(Dataset records on visual material)

= = =

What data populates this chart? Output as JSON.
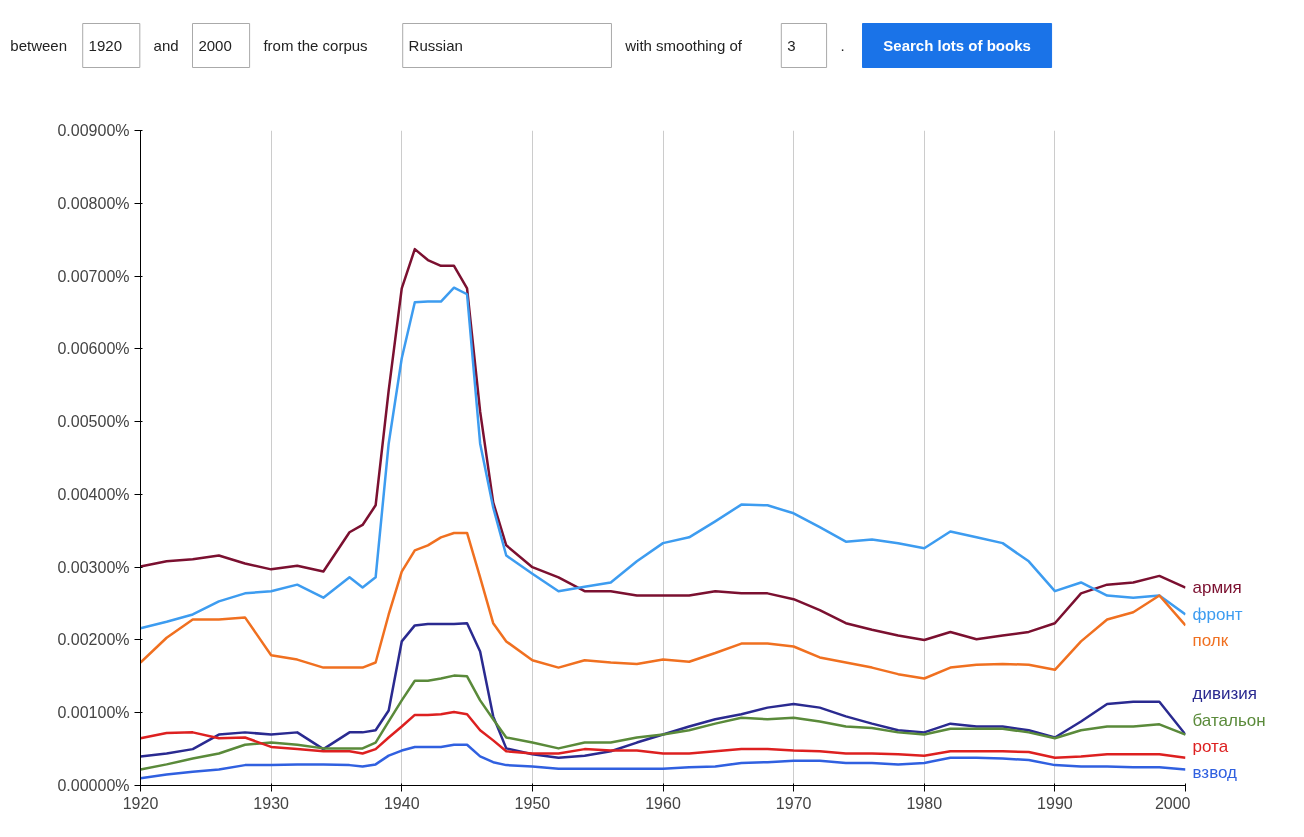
{
  "chart_data": {
    "type": "line",
    "annotations": [
      "between",
      "1920",
      "and",
      "2000",
      "from the corpus",
      "Russian",
      "with smoothing of",
      "3",
      ".",
      "Search lots of books"
    ],
    "x": [
      1920,
      1922,
      1924,
      1926,
      1928,
      1930,
      1932,
      1934,
      1936,
      1937,
      1938,
      1939,
      1940,
      1941,
      1942,
      1943,
      1944,
      1945,
      1946,
      1947,
      1948,
      1950,
      1952,
      1954,
      1956,
      1958,
      1960,
      1962,
      1964,
      1966,
      1968,
      1970,
      1972,
      1974,
      1976,
      1978,
      1980,
      1982,
      1984,
      1986,
      1988,
      1990,
      1992,
      1994,
      1996,
      1998,
      2000
    ],
    "series": [
      {
        "name": "армия",
        "color": "#7b1030",
        "values": [
          0.00301,
          0.00308,
          0.00311,
          0.00316,
          0.00305,
          0.00297,
          0.00302,
          0.00294,
          0.00348,
          0.00358,
          0.00385,
          0.00543,
          0.00683,
          0.00737,
          0.00722,
          0.00714,
          0.00714,
          0.00683,
          0.00514,
          0.00389,
          0.0033,
          0.003,
          0.00286,
          0.00267,
          0.00267,
          0.00261,
          0.00261,
          0.00261,
          0.00267,
          0.00264,
          0.00264,
          0.00256,
          0.00241,
          0.00223,
          0.00214,
          0.00206,
          0.002,
          0.00211,
          0.00201,
          0.00206,
          0.00211,
          0.00223,
          0.00264,
          0.00276,
          0.00279,
          0.00288,
          0.00272
        ]
      },
      {
        "name": "фронт",
        "color": "#3d9cf0",
        "values": [
          0.00216,
          0.00225,
          0.00235,
          0.00253,
          0.00264,
          0.00267,
          0.00276,
          0.00258,
          0.00286,
          0.00272,
          0.00286,
          0.0047,
          0.00587,
          0.00664,
          0.00665,
          0.00665,
          0.00684,
          0.00675,
          0.0047,
          0.00382,
          0.00316,
          0.00291,
          0.00267,
          0.00273,
          0.00279,
          0.00308,
          0.00333,
          0.00341,
          0.00363,
          0.00386,
          0.00385,
          0.00374,
          0.00355,
          0.00335,
          0.00338,
          0.00333,
          0.00326,
          0.00349,
          0.00341,
          0.00333,
          0.00308,
          0.00267,
          0.00279,
          0.00261,
          0.00258,
          0.00261,
          0.00235
        ]
      },
      {
        "name": "полк",
        "color": "#f07020",
        "values": [
          0.00169,
          0.00203,
          0.00228,
          0.00228,
          0.00231,
          0.00179,
          0.00173,
          0.00162,
          0.00162,
          0.00162,
          0.00169,
          0.00235,
          0.00294,
          0.00323,
          0.0033,
          0.00341,
          0.00347,
          0.00347,
          0.00286,
          0.00223,
          0.00198,
          0.00172,
          0.00162,
          0.00172,
          0.00169,
          0.00167,
          0.00173,
          0.0017,
          0.00182,
          0.00195,
          0.00195,
          0.00191,
          0.00176,
          0.00169,
          0.00162,
          0.00153,
          0.00147,
          0.00162,
          0.00166,
          0.00167,
          0.00166,
          0.00159,
          0.00198,
          0.00228,
          0.00238,
          0.00261,
          0.0022
        ]
      },
      {
        "name": "дивизия",
        "color": "#2a2a90",
        "values": [
          0.0004,
          0.00044,
          0.0005,
          0.0007,
          0.00073,
          0.0007,
          0.00073,
          0.0005,
          0.00073,
          0.00073,
          0.00076,
          0.00103,
          0.00198,
          0.0022,
          0.00222,
          0.00222,
          0.00222,
          0.00223,
          0.00184,
          0.00095,
          0.00051,
          0.00043,
          0.00038,
          0.00041,
          0.00047,
          0.00059,
          0.0007,
          0.00081,
          0.00091,
          0.00098,
          0.00107,
          0.00112,
          0.00107,
          0.00095,
          0.00085,
          0.00076,
          0.00073,
          0.00085,
          0.00081,
          0.00081,
          0.00076,
          0.00066,
          0.00088,
          0.00112,
          0.00115,
          0.00115,
          0.0007
        ]
      },
      {
        "name": "батальон",
        "color": "#5a8a3a",
        "values": [
          0.00022,
          0.00029,
          0.00037,
          0.00044,
          0.00056,
          0.00059,
          0.00056,
          0.00051,
          0.00051,
          0.00051,
          0.00059,
          0.00088,
          0.00117,
          0.00144,
          0.00144,
          0.00147,
          0.00151,
          0.0015,
          0.00117,
          0.00091,
          0.00066,
          0.00059,
          0.00051,
          0.00059,
          0.00059,
          0.00066,
          0.0007,
          0.00076,
          0.00085,
          0.00093,
          0.00091,
          0.00093,
          0.00088,
          0.00081,
          0.00079,
          0.00073,
          0.0007,
          0.00078,
          0.00078,
          0.00078,
          0.00073,
          0.00065,
          0.00076,
          0.00081,
          0.00081,
          0.00084,
          0.0007
        ]
      },
      {
        "name": "рота",
        "color": "#dd2020",
        "values": [
          0.00065,
          0.00072,
          0.00073,
          0.00065,
          0.00066,
          0.00053,
          0.0005,
          0.00047,
          0.00047,
          0.00044,
          0.0005,
          0.00066,
          0.00081,
          0.00097,
          0.00097,
          0.00098,
          0.00101,
          0.00098,
          0.00076,
          0.00062,
          0.00047,
          0.00044,
          0.00044,
          0.0005,
          0.00048,
          0.00048,
          0.00044,
          0.00044,
          0.00047,
          0.0005,
          0.0005,
          0.00048,
          0.00047,
          0.00044,
          0.00044,
          0.00043,
          0.00041,
          0.00047,
          0.00047,
          0.00047,
          0.00046,
          0.00038,
          0.0004,
          0.00043,
          0.00043,
          0.00043,
          0.00038
        ]
      },
      {
        "name": "взвод",
        "color": "#3060e0",
        "values": [
          0.0001,
          0.00015,
          0.00019,
          0.00022,
          0.00028,
          0.00028,
          0.00029,
          0.00029,
          0.00028,
          0.00026,
          0.00029,
          0.00041,
          0.00048,
          0.00053,
          0.00053,
          0.00053,
          0.00056,
          0.00056,
          0.0004,
          0.00032,
          0.00028,
          0.00026,
          0.00023,
          0.00023,
          0.00023,
          0.00023,
          0.00023,
          0.00025,
          0.00026,
          0.00031,
          0.00032,
          0.00034,
          0.00034,
          0.00031,
          0.00031,
          0.00029,
          0.00031,
          0.00038,
          0.00038,
          0.00037,
          0.00035,
          0.00028,
          0.00026,
          0.00026,
          0.00025,
          0.00025,
          0.00022
        ]
      }
    ],
    "xlim": [
      1920,
      2000
    ],
    "xticks": [
      1920,
      1930,
      1940,
      1950,
      1960,
      1970,
      1980,
      1990,
      2000
    ],
    "ylim": [
      0,
      0.009
    ],
    "yticks": [
      {
        "value": 0,
        "label": "0.00000%"
      },
      {
        "value": 0.001,
        "label": "0.00100%"
      },
      {
        "value": 0.002,
        "label": "0.00200%"
      },
      {
        "value": 0.003,
        "label": "0.00300%"
      },
      {
        "value": 0.004,
        "label": "0.00400%"
      },
      {
        "value": 0.005,
        "label": "0.00500%"
      },
      {
        "value": 0.006,
        "label": "0.00600%"
      },
      {
        "value": 0.007,
        "label": "0.00700%"
      },
      {
        "value": 0.008,
        "label": "0.00800%"
      },
      {
        "value": 0.009,
        "label": "0.00900%"
      }
    ],
    "grid": "x",
    "line_style": "solid"
  }
}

= = =

What is asked: Transcribe the listing in full. Omit the pictures and keep every line exact.

Exercise result:
What data populates this chart? Output as JSON.
{
  "chart_data": {
    "type": "line",
    "annotations": [
      "between",
      "1920",
      "and",
      "2000",
      "from the corpus",
      "Russian",
      "with smoothing of",
      "3",
      ".",
      "Search lots of books"
    ],
    "x": [
      1920,
      1922,
      1924,
      1926,
      1928,
      1930,
      1932,
      1934,
      1936,
      1937,
      1938,
      1939,
      1940,
      1941,
      1942,
      1943,
      1944,
      1945,
      1946,
      1947,
      1948,
      1950,
      1952,
      1954,
      1956,
      1958,
      1960,
      1962,
      1964,
      1966,
      1968,
      1970,
      1972,
      1974,
      1976,
      1978,
      1980,
      1982,
      1984,
      1986,
      1988,
      1990,
      1992,
      1994,
      1996,
      1998,
      2000
    ],
    "series": [
      {
        "name": "армия",
        "color": "#7b1030",
        "values": [
          0.00301,
          0.00308,
          0.00311,
          0.00316,
          0.00305,
          0.00297,
          0.00302,
          0.00294,
          0.00348,
          0.00358,
          0.00385,
          0.00543,
          0.00683,
          0.00737,
          0.00722,
          0.00714,
          0.00714,
          0.00683,
          0.00514,
          0.00389,
          0.0033,
          0.003,
          0.00286,
          0.00267,
          0.00267,
          0.00261,
          0.00261,
          0.00261,
          0.00267,
          0.00264,
          0.00264,
          0.00256,
          0.00241,
          0.00223,
          0.00214,
          0.00206,
          0.002,
          0.00211,
          0.00201,
          0.00206,
          0.00211,
          0.00223,
          0.00264,
          0.00276,
          0.00279,
          0.00288,
          0.00272
        ]
      },
      {
        "name": "фронт",
        "color": "#3d9cf0",
        "values": [
          0.00216,
          0.00225,
          0.00235,
          0.00253,
          0.00264,
          0.00267,
          0.00276,
          0.00258,
          0.00286,
          0.00272,
          0.00286,
          0.0047,
          0.00587,
          0.00664,
          0.00665,
          0.00665,
          0.00684,
          0.00675,
          0.0047,
          0.00382,
          0.00316,
          0.00291,
          0.00267,
          0.00273,
          0.00279,
          0.00308,
          0.00333,
          0.00341,
          0.00363,
          0.00386,
          0.00385,
          0.00374,
          0.00355,
          0.00335,
          0.00338,
          0.00333,
          0.00326,
          0.00349,
          0.00341,
          0.00333,
          0.00308,
          0.00267,
          0.00279,
          0.00261,
          0.00258,
          0.00261,
          0.00235
        ]
      },
      {
        "name": "полк",
        "color": "#f07020",
        "values": [
          0.00169,
          0.00203,
          0.00228,
          0.00228,
          0.00231,
          0.00179,
          0.00173,
          0.00162,
          0.00162,
          0.00162,
          0.00169,
          0.00235,
          0.00294,
          0.00323,
          0.0033,
          0.00341,
          0.00347,
          0.00347,
          0.00286,
          0.00223,
          0.00198,
          0.00172,
          0.00162,
          0.00172,
          0.00169,
          0.00167,
          0.00173,
          0.0017,
          0.00182,
          0.00195,
          0.00195,
          0.00191,
          0.00176,
          0.00169,
          0.00162,
          0.00153,
          0.00147,
          0.00162,
          0.00166,
          0.00167,
          0.00166,
          0.00159,
          0.00198,
          0.00228,
          0.00238,
          0.00261,
          0.0022
        ]
      },
      {
        "name": "дивизия",
        "color": "#2a2a90",
        "values": [
          0.0004,
          0.00044,
          0.0005,
          0.0007,
          0.00073,
          0.0007,
          0.00073,
          0.0005,
          0.00073,
          0.00073,
          0.00076,
          0.00103,
          0.00198,
          0.0022,
          0.00222,
          0.00222,
          0.00222,
          0.00223,
          0.00184,
          0.00095,
          0.00051,
          0.00043,
          0.00038,
          0.00041,
          0.00047,
          0.00059,
          0.0007,
          0.00081,
          0.00091,
          0.00098,
          0.00107,
          0.00112,
          0.00107,
          0.00095,
          0.00085,
          0.00076,
          0.00073,
          0.00085,
          0.00081,
          0.00081,
          0.00076,
          0.00066,
          0.00088,
          0.00112,
          0.00115,
          0.00115,
          0.0007
        ]
      },
      {
        "name": "батальон",
        "color": "#5a8a3a",
        "values": [
          0.00022,
          0.00029,
          0.00037,
          0.00044,
          0.00056,
          0.00059,
          0.00056,
          0.00051,
          0.00051,
          0.00051,
          0.00059,
          0.00088,
          0.00117,
          0.00144,
          0.00144,
          0.00147,
          0.00151,
          0.0015,
          0.00117,
          0.00091,
          0.00066,
          0.00059,
          0.00051,
          0.00059,
          0.00059,
          0.00066,
          0.0007,
          0.00076,
          0.00085,
          0.00093,
          0.00091,
          0.00093,
          0.00088,
          0.00081,
          0.00079,
          0.00073,
          0.0007,
          0.00078,
          0.00078,
          0.00078,
          0.00073,
          0.00065,
          0.00076,
          0.00081,
          0.00081,
          0.00084,
          0.0007
        ]
      },
      {
        "name": "рота",
        "color": "#dd2020",
        "values": [
          0.00065,
          0.00072,
          0.00073,
          0.00065,
          0.00066,
          0.00053,
          0.0005,
          0.00047,
          0.00047,
          0.00044,
          0.0005,
          0.00066,
          0.00081,
          0.00097,
          0.00097,
          0.00098,
          0.00101,
          0.00098,
          0.00076,
          0.00062,
          0.00047,
          0.00044,
          0.00044,
          0.0005,
          0.00048,
          0.00048,
          0.00044,
          0.00044,
          0.00047,
          0.0005,
          0.0005,
          0.00048,
          0.00047,
          0.00044,
          0.00044,
          0.00043,
          0.00041,
          0.00047,
          0.00047,
          0.00047,
          0.00046,
          0.00038,
          0.0004,
          0.00043,
          0.00043,
          0.00043,
          0.00038
        ]
      },
      {
        "name": "взвод",
        "color": "#3060e0",
        "values": [
          0.0001,
          0.00015,
          0.00019,
          0.00022,
          0.00028,
          0.00028,
          0.00029,
          0.00029,
          0.00028,
          0.00026,
          0.00029,
          0.00041,
          0.00048,
          0.00053,
          0.00053,
          0.00053,
          0.00056,
          0.00056,
          0.0004,
          0.00032,
          0.00028,
          0.00026,
          0.00023,
          0.00023,
          0.00023,
          0.00023,
          0.00023,
          0.00025,
          0.00026,
          0.00031,
          0.00032,
          0.00034,
          0.00034,
          0.00031,
          0.00031,
          0.00029,
          0.00031,
          0.00038,
          0.00038,
          0.00037,
          0.00035,
          0.00028,
          0.00026,
          0.00026,
          0.00025,
          0.00025,
          0.00022
        ]
      }
    ],
    "xlim": [
      1920,
      2000
    ],
    "xticks": [
      1920,
      1930,
      1940,
      1950,
      1960,
      1970,
      1980,
      1990,
      2000
    ],
    "ylim": [
      0,
      0.009
    ],
    "yticks": [
      {
        "value": 0,
        "label": "0.00000%"
      },
      {
        "value": 0.001,
        "label": "0.00100%"
      },
      {
        "value": 0.002,
        "label": "0.00200%"
      },
      {
        "value": 0.003,
        "label": "0.00300%"
      },
      {
        "value": 0.004,
        "label": "0.00400%"
      },
      {
        "value": 0.005,
        "label": "0.00500%"
      },
      {
        "value": 0.006,
        "label": "0.00600%"
      },
      {
        "value": 0.007,
        "label": "0.00700%"
      },
      {
        "value": 0.008,
        "label": "0.00800%"
      },
      {
        "value": 0.009,
        "label": "0.00900%"
      }
    ],
    "grid": "x",
    "line_style": "solid"
  }
}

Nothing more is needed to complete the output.